## Stated problem:
Within the records below, find each line that holds the string "Weakening", then copy it.

## Available data:
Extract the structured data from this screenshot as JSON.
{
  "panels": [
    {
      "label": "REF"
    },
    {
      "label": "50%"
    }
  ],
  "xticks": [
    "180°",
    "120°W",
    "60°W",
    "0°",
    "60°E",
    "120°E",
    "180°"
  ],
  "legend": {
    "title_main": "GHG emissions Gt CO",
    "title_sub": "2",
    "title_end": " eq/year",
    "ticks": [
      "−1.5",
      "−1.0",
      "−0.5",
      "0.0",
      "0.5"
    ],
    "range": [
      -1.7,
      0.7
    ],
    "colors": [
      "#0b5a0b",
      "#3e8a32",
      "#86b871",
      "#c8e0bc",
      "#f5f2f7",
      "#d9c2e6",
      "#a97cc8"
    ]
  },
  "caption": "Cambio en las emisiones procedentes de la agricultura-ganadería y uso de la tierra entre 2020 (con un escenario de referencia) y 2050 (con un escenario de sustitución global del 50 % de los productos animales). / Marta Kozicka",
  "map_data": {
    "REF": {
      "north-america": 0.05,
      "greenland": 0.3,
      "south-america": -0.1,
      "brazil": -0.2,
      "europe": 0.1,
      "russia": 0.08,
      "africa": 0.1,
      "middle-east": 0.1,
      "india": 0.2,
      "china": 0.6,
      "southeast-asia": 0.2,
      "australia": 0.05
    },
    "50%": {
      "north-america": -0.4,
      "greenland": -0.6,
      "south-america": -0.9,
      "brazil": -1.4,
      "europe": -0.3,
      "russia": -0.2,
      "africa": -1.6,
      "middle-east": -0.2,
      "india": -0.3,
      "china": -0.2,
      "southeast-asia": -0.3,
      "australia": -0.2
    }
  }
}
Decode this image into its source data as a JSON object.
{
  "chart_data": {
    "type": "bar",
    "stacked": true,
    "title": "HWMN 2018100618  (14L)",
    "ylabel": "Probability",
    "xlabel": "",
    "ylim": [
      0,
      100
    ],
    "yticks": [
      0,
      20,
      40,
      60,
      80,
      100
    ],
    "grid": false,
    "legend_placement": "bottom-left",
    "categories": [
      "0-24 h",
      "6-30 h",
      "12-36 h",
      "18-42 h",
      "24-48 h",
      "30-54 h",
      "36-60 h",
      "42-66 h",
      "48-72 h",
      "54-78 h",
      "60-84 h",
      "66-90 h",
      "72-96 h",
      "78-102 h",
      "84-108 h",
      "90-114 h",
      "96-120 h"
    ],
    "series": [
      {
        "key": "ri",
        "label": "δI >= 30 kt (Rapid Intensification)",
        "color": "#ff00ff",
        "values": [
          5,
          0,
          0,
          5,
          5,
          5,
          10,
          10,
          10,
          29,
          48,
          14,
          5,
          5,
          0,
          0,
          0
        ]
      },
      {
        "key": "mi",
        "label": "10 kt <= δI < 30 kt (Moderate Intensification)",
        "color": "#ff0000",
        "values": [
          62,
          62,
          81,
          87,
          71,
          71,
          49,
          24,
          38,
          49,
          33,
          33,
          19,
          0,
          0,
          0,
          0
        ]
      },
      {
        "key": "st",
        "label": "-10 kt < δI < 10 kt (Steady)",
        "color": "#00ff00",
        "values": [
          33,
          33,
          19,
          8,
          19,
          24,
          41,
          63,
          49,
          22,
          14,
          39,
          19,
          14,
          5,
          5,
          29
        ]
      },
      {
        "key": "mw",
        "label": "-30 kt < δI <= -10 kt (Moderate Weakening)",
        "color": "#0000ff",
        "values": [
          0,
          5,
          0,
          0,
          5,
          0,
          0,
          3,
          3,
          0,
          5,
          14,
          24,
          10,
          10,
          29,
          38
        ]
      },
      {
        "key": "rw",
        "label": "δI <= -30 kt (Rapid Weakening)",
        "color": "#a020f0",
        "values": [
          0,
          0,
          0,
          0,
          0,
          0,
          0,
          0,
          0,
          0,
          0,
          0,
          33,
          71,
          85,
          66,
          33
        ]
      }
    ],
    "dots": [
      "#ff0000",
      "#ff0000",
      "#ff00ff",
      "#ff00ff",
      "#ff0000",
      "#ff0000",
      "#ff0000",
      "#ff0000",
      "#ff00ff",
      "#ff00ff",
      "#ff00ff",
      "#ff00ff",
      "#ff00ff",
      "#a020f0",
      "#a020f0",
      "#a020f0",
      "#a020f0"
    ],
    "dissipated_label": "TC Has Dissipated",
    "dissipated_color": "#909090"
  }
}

## Finished exercise:
        "label": "-30 kt < δI <= -10 kt (Moderate Weakening)",
        "label": "δI <= -30 kt (Rapid Weakening)",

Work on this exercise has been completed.